# GIVEN PROBLEM
Return all of the entries exactly, with nothing added or left out.

# DATA EXCERPTS

• • • • •

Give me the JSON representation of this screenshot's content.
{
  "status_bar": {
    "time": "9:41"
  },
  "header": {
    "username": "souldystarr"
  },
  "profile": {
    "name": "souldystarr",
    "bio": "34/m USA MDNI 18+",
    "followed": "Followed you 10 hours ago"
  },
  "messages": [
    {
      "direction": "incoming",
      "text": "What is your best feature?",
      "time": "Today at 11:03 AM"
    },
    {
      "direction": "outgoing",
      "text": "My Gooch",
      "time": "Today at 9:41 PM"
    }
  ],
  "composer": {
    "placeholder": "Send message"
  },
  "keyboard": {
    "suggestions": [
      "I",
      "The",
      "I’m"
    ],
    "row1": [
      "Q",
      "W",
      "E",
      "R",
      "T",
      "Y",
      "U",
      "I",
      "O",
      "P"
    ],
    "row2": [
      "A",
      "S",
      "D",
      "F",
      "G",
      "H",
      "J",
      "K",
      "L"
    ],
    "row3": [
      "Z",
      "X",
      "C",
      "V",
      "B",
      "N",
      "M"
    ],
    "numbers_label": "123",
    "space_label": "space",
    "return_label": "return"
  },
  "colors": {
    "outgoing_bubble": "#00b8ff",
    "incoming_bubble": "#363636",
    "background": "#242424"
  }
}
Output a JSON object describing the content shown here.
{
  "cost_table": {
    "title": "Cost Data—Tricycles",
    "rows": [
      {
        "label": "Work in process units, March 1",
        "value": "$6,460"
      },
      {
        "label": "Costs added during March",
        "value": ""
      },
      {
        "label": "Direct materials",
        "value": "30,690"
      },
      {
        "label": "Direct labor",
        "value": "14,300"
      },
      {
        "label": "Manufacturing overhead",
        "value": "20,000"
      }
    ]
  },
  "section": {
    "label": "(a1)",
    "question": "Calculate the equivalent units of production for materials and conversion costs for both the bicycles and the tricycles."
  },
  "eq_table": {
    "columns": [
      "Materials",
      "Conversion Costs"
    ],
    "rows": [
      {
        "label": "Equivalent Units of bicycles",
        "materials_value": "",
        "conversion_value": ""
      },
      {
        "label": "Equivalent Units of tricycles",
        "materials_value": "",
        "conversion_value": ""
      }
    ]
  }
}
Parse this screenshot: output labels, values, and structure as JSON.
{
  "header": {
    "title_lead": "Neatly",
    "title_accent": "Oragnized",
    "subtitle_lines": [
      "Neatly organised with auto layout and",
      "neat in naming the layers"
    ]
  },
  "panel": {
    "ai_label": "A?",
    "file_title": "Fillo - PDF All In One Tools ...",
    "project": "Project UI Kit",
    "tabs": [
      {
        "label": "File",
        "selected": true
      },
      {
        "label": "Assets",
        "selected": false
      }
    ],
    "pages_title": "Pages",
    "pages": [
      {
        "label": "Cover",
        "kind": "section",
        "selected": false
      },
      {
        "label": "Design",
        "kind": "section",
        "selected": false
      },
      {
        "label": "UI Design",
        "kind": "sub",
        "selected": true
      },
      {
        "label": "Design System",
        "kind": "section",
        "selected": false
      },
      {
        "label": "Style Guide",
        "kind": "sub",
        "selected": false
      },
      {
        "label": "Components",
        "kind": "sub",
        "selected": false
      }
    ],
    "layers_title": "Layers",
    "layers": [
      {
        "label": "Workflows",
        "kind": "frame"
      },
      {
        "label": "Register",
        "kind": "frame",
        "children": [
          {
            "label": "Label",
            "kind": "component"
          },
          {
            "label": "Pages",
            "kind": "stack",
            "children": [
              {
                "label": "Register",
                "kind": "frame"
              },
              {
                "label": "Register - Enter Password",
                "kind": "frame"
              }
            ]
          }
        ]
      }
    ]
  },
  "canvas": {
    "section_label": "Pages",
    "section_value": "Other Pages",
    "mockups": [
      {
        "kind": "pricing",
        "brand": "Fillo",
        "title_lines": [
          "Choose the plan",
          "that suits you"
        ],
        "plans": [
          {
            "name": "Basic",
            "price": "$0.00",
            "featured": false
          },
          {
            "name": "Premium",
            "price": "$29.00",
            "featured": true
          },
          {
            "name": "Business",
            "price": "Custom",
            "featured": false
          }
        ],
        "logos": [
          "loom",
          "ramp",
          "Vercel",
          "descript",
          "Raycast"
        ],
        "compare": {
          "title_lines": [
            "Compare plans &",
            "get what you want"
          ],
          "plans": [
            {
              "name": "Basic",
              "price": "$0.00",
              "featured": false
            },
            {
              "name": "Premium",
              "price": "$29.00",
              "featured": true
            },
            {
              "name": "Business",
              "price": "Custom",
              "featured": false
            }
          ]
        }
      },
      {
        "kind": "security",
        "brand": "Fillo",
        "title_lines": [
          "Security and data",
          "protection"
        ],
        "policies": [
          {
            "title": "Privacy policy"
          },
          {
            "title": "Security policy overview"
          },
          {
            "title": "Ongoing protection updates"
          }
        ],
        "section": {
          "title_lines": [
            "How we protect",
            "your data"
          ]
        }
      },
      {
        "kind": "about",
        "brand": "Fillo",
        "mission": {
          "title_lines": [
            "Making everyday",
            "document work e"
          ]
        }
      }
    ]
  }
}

• • • • •

# THE COMPLETED TASK
Give me the JSON representation of this screenshot's content.
{
  "status_bar": {
    "time": "9:41"
  },
  "header": {
    "username": "souldystarr"
  },
  "profile": {
    "name": "souldystarr",
    "bio": "34/m USA MDNI 18+",
    "followed": "Followed you 10 hours ago"
  },
  "messages": [
    {
      "direction": "incoming",
      "text": "What is your best feature?",
      "time": "Today at 11:03 AM"
    },
    {
      "direction": "outgoing",
      "text": "My Gooch",
      "time": "Today at 9:41 PM"
    }
  ],
  "composer": {
    "placeholder": "Send message"
  },
  "keyboard": {
    "suggestions": [
      "I",
      "The",
      "I’m"
    ],
    "row1": [
      "Q",
      "W",
      "E",
      "R",
      "T",
      "Y",
      "U",
      "I",
      "O",
      "P"
    ],
    "row2": [
      "A",
      "S",
      "D",
      "F",
      "G",
      "H",
      "J",
      "K",
      "L"
    ],
    "row3": [
      "Z",
      "X",
      "C",
      "V",
      "B",
      "N",
      "M"
    ],
    "numbers_label": "123",
    "space_label": "space",
    "return_label": "return"
  },
  "colors": {
    "outgoing_bubble": "#00b8ff",
    "incoming_bubble": "#363636",
    "background": "#242424"
  }
}
Output a JSON object describing the content shown here.
{
  "cost_table": {
    "title": "Cost Data—Tricycles",
    "rows": [
      {
        "label": "Work in process units, March 1",
        "value": "$6,460"
      },
      {
        "label": "Costs added during March",
        "value": ""
      },
      {
        "label": "Direct materials",
        "value": "30,690"
      },
      {
        "label": "Direct labor",
        "value": "14,300"
      },
      {
        "label": "Manufacturing overhead",
        "value": "20,000"
      }
    ]
  },
  "section": {
    "label": "(a1)",
    "question": "Calculate the equivalent units of production for materials and conversion costs for both the bicycles and the tricycles."
  },
  "eq_table": {
    "columns": [
      "Materials",
      "Conversion Costs"
    ],
    "rows": [
      {
        "label": "Equivalent Units of bicycles",
        "materials_value": "",
        "conversion_value": ""
      },
      {
        "label": "Equivalent Units of tricycles",
        "materials_value": "",
        "conversion_value": ""
      }
    ]
  }
}
Parse this screenshot: output labels, values, and structure as JSON.
{
  "header": {
    "title_lead": "Neatly",
    "title_accent": "Oragnized",
    "subtitle_lines": [
      "Neatly organised with auto layout and",
      "neat in naming the layers"
    ]
  },
  "panel": {
    "ai_label": "A?",
    "file_title": "Fillo - PDF All In One Tools ...",
    "project": "Project UI Kit",
    "tabs": [
      {
        "label": "File",
        "selected": true
      },
      {
        "label": "Assets",
        "selected": false
      }
    ],
    "pages_title": "Pages",
    "pages": [
      {
        "label": "Cover",
        "kind": "section",
        "selected": false
      },
      {
        "label": "Design",
        "kind": "section",
        "selected": false
      },
      {
        "label": "UI Design",
        "kind": "sub",
        "selected": true
      },
      {
        "label": "Design System",
        "kind": "section",
        "selected": false
      },
      {
        "label": "Style Guide",
        "kind": "sub",
        "selected": false
      },
      {
        "label": "Components",
        "kind": "sub",
        "selected": false
      }
    ],
    "layers_title": "Layers",
    "layers": [
      {
        "label": "Workflows",
        "kind": "frame"
      },
      {
        "label": "Register",
        "kind": "frame",
        "children": [
          {
            "label": "Label",
            "kind": "component"
          },
          {
            "label": "Pages",
            "kind": "stack",
            "children": [
              {
                "label": "Register",
                "kind": "frame"
              },
              {
                "label": "Register - Enter Password",
                "kind": "frame"
              }
            ]
          }
        ]
      }
    ]
  },
  "canvas": {
    "section_label": "Pages",
    "section_value": "Other Pages",
    "mockups": [
      {
        "kind": "pricing",
        "brand": "Fillo",
        "title_lines": [
          "Choose the plan",
          "that suits you"
        ],
        "plans": [
          {
            "name": "Basic",
            "price": "$0.00",
            "featured": false
          },
          {
            "name": "Premium",
            "price": "$29.00",
            "featured": true
          },
          {
            "name": "Business",
            "price": "Custom",
            "featured": false
          }
        ],
        "logos": [
          "loom",
          "ramp",
          "Vercel",
          "descript",
          "Raycast"
        ],
        "compare": {
          "title_lines": [
            "Compare plans &",
            "get what you want"
          ],
          "plans": [
            {
              "name": "Basic",
              "price": "$0.00",
              "featured": false
            },
            {
              "name": "Premium",
              "price": "$29.00",
              "featured": true
            },
            {
              "name": "Business",
              "price": "Custom",
              "featured": false
            }
          ]
        }
      },
      {
        "kind": "security",
        "brand": "Fillo",
        "title_lines": [
          "Security and data",
          "protection"
        ],
        "policies": [
          {
            "title": "Privacy policy"
          },
          {
            "title": "Security policy overview"
          },
          {
            "title": "Ongoing protection updates"
          }
        ],
        "section": {
          "title_lines": [
            "How we protect",
            "your data"
          ]
        }
      },
      {
        "kind": "about",
        "brand": "Fillo",
        "mission": {
          "title_lines": [
            "Making everyday",
            "document work e"
          ]
        }
      }
    ]
  }
}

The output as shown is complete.